Instructions to follow
Find every line in the records that holds the string "title". Copy each one.

(Stored entries)
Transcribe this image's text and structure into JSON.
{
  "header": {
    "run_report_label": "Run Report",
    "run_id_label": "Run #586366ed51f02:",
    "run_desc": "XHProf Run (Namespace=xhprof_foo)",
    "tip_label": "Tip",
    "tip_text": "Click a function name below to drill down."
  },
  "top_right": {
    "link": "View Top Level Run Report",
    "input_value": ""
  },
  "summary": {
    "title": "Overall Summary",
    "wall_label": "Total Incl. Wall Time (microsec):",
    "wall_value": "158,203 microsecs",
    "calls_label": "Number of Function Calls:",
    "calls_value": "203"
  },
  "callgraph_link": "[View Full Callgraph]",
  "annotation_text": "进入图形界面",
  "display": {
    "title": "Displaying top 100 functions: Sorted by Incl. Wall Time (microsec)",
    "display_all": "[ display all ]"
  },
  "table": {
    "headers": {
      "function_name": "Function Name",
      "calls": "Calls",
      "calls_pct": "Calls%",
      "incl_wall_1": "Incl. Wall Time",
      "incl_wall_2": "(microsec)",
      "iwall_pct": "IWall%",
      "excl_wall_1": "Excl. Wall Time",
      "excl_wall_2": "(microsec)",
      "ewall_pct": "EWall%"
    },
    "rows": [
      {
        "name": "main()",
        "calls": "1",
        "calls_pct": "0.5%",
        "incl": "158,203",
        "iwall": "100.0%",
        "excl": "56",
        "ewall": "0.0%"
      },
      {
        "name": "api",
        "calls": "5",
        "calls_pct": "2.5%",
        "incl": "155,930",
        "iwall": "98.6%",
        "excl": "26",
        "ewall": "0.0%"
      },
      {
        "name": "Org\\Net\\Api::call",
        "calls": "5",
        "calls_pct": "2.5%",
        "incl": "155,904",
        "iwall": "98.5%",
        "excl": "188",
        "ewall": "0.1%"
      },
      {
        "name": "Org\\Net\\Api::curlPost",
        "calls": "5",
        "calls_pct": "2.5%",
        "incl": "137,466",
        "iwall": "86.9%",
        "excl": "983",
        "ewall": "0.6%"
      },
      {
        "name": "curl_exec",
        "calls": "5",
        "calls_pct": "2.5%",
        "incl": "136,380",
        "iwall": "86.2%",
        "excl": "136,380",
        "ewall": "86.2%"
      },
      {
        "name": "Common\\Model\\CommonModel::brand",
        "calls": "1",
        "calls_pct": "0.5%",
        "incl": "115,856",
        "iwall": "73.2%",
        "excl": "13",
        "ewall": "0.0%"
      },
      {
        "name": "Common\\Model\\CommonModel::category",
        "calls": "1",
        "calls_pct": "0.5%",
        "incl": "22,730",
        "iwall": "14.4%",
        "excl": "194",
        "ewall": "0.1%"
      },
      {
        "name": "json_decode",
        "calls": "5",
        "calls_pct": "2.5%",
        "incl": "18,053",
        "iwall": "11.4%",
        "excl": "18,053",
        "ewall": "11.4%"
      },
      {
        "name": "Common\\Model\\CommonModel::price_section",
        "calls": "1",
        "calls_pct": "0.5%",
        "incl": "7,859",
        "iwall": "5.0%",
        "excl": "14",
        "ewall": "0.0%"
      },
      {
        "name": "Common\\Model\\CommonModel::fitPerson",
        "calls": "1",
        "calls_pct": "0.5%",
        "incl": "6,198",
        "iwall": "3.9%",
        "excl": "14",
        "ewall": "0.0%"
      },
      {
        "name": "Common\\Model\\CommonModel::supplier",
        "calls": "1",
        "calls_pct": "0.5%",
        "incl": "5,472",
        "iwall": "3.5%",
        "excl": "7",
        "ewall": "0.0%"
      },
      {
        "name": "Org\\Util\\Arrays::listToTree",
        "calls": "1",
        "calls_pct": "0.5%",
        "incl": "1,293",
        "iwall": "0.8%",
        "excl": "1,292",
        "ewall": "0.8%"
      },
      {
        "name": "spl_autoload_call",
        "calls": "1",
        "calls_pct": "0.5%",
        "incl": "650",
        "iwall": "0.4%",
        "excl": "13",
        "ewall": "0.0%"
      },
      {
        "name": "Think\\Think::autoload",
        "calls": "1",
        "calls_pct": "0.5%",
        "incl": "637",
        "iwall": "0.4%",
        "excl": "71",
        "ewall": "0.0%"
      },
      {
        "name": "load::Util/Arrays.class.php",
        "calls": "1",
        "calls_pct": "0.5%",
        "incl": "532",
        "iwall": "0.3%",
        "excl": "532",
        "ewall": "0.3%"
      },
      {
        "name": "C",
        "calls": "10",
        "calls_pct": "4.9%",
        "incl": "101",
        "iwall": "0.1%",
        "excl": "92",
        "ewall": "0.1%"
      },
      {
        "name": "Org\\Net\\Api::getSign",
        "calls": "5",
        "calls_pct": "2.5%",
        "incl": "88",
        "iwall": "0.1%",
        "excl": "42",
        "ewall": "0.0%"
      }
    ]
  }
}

Complete answer
    "title": "Overall Summary",
    "title": "Displaying top 100 functions: Sorted by Incl. Wall Time (microsec)",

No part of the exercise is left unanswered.